### Task directions
Tally how many lines include "łazienki". The number is the whole answer.

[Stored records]

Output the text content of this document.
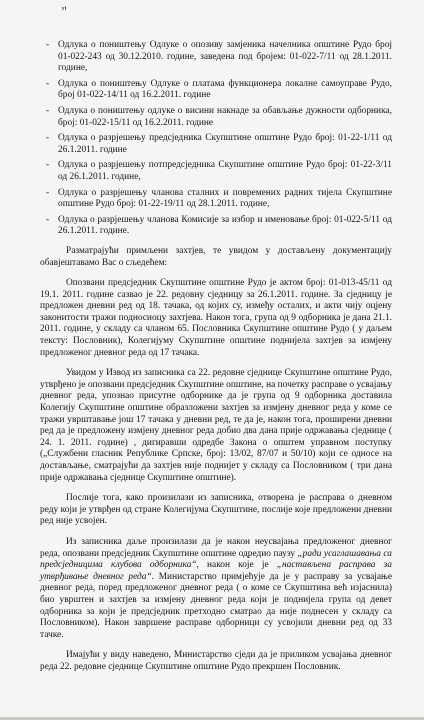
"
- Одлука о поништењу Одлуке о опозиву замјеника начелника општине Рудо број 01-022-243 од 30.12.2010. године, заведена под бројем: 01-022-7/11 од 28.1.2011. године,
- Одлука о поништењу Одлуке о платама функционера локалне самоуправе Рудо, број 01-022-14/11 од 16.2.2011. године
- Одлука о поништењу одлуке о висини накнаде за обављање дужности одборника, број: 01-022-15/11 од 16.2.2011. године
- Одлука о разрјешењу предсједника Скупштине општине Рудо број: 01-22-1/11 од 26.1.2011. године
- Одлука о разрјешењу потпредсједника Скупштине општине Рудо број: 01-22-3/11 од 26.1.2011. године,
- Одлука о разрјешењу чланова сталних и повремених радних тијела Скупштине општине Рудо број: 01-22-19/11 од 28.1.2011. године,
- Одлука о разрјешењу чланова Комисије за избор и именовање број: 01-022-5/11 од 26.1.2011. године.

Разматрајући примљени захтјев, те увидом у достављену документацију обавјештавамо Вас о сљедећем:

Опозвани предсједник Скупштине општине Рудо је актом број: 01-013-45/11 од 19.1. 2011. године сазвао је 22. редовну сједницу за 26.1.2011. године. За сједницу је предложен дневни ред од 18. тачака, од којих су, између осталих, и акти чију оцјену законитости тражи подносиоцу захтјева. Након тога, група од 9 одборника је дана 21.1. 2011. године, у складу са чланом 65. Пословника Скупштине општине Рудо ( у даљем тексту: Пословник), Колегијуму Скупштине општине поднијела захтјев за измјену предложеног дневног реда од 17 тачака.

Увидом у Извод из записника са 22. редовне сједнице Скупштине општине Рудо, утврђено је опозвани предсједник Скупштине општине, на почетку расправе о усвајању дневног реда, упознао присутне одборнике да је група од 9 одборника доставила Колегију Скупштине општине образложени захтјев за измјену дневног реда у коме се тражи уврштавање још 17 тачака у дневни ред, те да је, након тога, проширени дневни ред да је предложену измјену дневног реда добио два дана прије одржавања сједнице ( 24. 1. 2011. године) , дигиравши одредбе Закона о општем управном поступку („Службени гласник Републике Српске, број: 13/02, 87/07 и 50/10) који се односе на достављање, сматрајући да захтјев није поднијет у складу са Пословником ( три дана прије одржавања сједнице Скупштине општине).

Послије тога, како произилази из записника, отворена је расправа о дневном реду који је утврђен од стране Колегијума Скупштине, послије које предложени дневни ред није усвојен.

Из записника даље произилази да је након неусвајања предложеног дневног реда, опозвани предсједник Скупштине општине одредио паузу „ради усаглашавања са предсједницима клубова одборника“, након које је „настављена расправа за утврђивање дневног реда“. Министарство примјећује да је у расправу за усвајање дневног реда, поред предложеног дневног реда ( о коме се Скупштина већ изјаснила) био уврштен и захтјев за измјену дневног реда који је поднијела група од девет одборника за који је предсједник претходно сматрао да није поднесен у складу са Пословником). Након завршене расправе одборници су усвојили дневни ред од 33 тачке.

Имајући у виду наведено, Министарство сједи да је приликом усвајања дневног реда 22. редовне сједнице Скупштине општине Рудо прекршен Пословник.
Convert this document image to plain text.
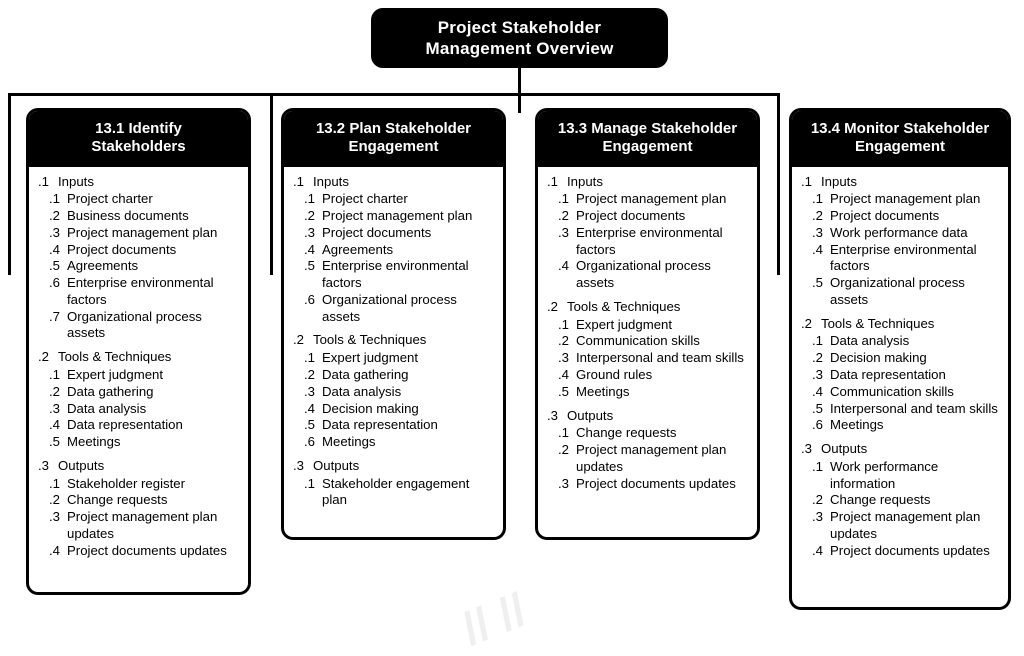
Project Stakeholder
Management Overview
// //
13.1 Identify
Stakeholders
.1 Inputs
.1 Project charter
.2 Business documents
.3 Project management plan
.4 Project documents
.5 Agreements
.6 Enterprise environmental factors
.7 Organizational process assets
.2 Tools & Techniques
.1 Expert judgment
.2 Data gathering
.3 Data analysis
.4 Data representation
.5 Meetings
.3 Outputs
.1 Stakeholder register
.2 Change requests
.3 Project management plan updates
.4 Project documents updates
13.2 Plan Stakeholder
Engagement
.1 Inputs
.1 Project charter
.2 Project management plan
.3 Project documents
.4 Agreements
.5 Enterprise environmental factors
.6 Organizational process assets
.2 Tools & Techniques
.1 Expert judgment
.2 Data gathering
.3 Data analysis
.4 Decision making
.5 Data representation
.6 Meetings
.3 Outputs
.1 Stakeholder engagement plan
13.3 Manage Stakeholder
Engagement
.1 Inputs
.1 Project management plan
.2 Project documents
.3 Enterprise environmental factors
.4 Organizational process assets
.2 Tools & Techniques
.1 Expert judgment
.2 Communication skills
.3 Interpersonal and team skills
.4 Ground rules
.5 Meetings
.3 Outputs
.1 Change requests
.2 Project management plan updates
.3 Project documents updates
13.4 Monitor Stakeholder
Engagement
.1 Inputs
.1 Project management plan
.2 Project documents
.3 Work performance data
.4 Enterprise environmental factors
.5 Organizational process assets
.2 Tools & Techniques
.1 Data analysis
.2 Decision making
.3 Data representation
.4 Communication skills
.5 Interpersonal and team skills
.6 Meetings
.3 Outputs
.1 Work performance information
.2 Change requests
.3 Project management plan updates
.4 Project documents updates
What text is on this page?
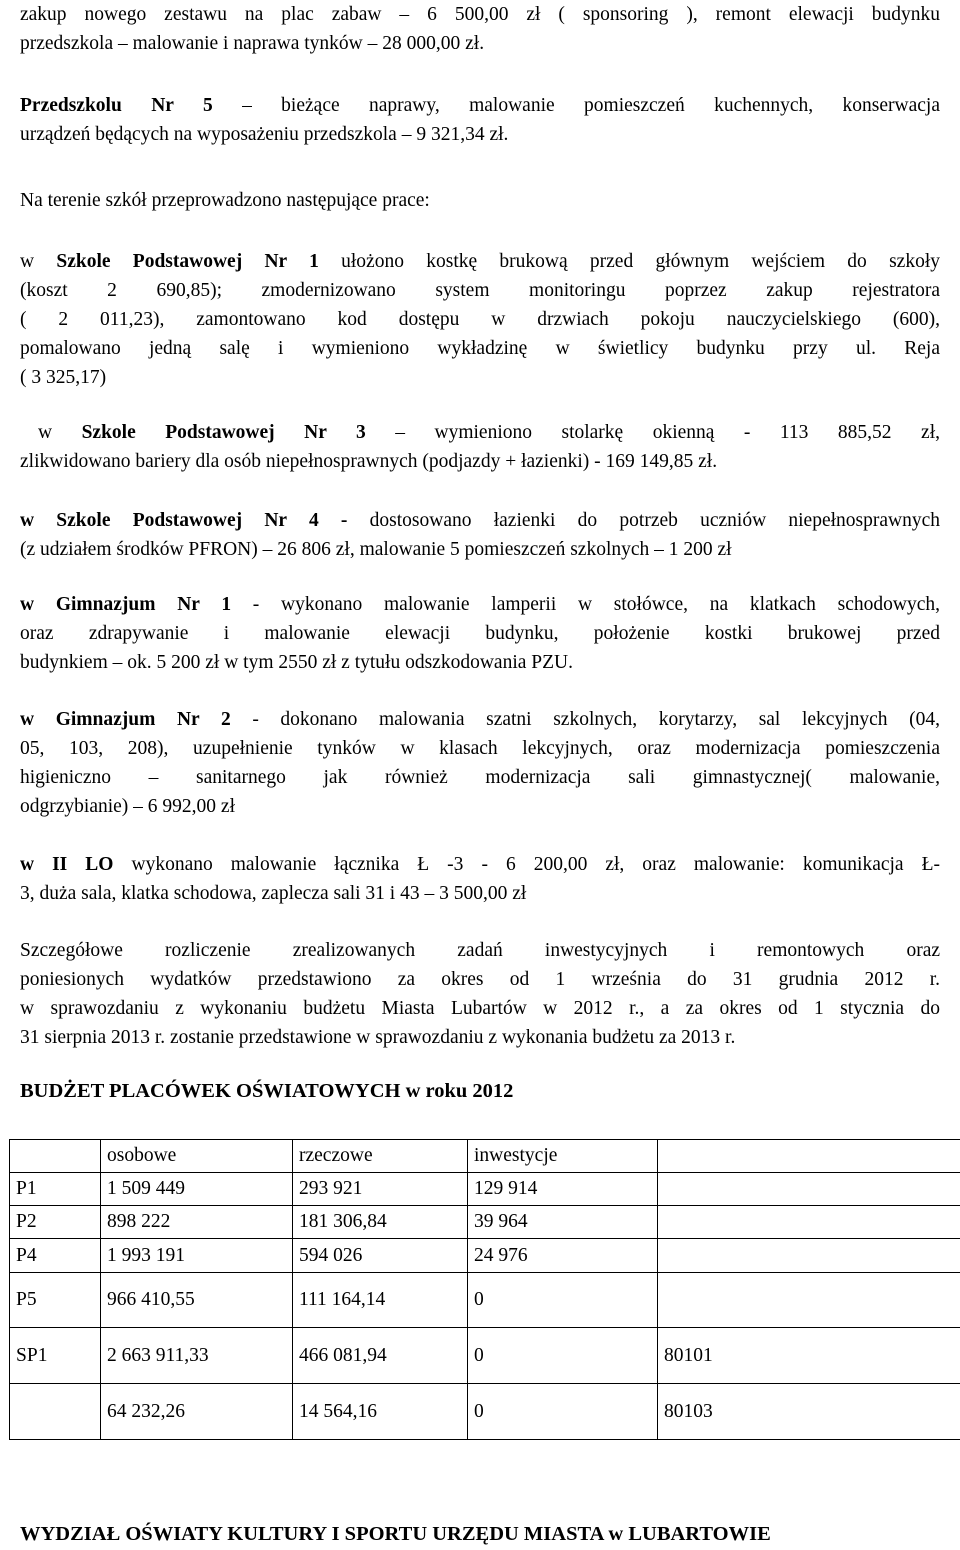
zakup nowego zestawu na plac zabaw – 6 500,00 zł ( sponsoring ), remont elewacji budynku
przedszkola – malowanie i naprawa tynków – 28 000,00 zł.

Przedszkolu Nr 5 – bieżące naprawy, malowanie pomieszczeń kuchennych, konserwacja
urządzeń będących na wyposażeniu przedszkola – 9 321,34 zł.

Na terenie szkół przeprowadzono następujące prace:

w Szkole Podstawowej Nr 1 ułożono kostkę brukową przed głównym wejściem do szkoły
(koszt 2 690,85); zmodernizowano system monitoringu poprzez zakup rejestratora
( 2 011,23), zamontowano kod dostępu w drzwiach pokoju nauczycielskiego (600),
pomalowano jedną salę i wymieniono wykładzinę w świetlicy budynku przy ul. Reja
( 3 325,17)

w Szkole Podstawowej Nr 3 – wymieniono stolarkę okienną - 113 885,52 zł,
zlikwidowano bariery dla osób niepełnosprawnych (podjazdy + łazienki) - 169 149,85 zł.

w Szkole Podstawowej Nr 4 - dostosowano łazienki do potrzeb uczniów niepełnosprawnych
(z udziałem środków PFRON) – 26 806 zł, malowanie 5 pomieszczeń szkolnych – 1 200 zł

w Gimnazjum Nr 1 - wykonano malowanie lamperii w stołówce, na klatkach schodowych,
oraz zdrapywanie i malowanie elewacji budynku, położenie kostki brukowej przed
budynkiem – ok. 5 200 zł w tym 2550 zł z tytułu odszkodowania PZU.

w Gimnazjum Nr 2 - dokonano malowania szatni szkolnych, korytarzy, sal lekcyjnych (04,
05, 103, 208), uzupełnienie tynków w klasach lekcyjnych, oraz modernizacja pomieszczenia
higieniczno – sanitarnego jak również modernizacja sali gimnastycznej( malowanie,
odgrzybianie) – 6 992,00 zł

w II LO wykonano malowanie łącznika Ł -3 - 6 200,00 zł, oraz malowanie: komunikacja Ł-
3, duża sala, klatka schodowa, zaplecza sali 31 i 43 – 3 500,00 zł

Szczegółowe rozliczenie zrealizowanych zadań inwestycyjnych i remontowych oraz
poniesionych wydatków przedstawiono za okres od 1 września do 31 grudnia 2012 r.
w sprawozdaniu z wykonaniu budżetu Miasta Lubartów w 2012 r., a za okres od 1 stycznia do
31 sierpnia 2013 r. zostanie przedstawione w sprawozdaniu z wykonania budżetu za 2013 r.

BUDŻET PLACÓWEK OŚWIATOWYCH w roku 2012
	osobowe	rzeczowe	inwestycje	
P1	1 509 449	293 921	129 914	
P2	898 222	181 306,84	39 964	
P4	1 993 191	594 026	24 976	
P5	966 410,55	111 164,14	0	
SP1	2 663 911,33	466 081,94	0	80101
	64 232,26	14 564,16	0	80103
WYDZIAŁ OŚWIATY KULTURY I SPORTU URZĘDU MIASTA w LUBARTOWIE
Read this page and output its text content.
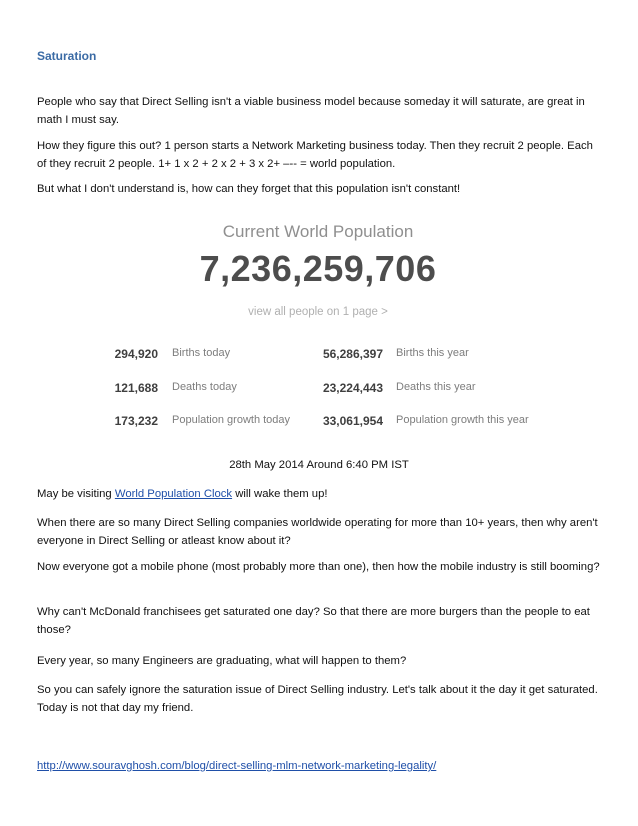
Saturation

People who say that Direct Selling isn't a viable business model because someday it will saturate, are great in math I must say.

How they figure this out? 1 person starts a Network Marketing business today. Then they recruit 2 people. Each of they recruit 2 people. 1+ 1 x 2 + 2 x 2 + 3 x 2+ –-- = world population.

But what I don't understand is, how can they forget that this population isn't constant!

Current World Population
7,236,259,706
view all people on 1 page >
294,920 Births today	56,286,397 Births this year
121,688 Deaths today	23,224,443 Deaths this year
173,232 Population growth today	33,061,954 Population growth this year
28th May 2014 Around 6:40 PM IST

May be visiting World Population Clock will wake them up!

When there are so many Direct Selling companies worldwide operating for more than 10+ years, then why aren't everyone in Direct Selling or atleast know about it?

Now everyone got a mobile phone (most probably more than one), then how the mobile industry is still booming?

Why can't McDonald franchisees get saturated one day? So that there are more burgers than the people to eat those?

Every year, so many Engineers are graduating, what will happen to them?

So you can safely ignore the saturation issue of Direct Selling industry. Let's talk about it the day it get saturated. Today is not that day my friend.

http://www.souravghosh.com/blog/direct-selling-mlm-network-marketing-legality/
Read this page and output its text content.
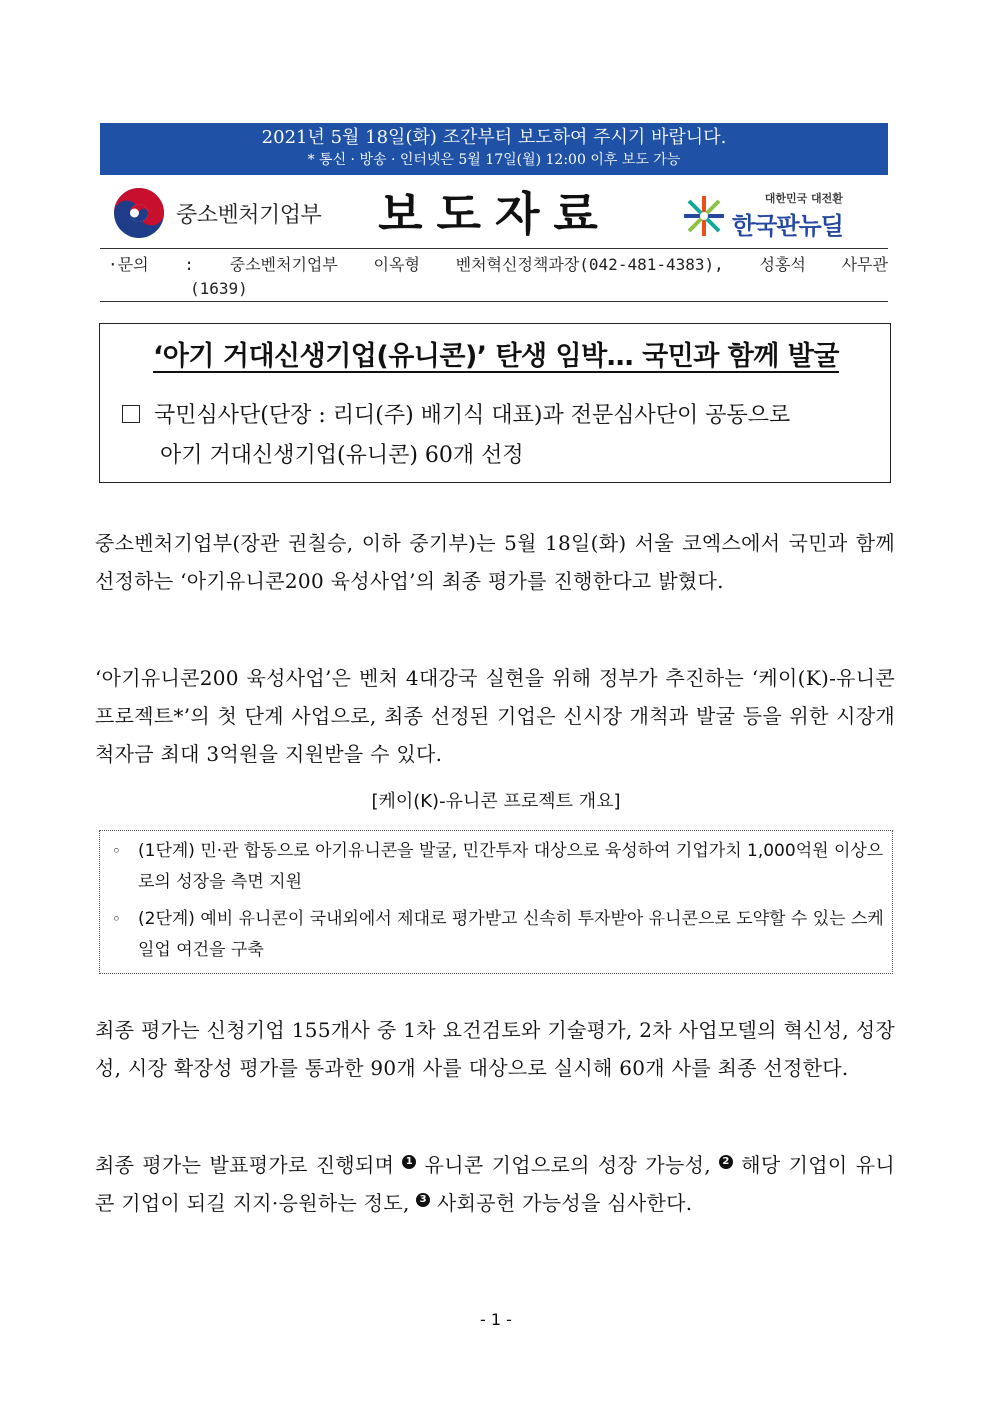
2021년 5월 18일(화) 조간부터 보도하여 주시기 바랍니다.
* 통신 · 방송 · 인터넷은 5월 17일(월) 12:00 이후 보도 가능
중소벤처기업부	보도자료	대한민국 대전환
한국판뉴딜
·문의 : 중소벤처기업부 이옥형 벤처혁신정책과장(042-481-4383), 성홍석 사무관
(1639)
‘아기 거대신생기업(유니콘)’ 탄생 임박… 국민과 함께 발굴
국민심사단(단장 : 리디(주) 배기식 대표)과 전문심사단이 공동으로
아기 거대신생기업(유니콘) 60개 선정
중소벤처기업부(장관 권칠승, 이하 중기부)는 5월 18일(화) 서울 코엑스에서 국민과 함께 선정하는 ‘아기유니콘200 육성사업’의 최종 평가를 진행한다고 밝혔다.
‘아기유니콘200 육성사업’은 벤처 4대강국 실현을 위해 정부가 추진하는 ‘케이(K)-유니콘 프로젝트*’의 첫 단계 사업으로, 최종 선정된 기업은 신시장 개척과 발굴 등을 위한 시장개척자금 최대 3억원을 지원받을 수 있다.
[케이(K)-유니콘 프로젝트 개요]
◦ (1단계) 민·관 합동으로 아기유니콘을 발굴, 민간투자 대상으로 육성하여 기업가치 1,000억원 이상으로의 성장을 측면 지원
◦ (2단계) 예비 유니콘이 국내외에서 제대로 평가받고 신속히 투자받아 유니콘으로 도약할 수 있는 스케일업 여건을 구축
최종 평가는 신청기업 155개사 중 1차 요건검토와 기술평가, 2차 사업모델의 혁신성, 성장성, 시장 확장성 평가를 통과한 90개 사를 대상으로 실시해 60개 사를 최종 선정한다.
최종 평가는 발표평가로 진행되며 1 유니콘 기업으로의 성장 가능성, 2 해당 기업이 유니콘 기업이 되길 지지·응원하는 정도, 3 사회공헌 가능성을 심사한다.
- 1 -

### Task answer
2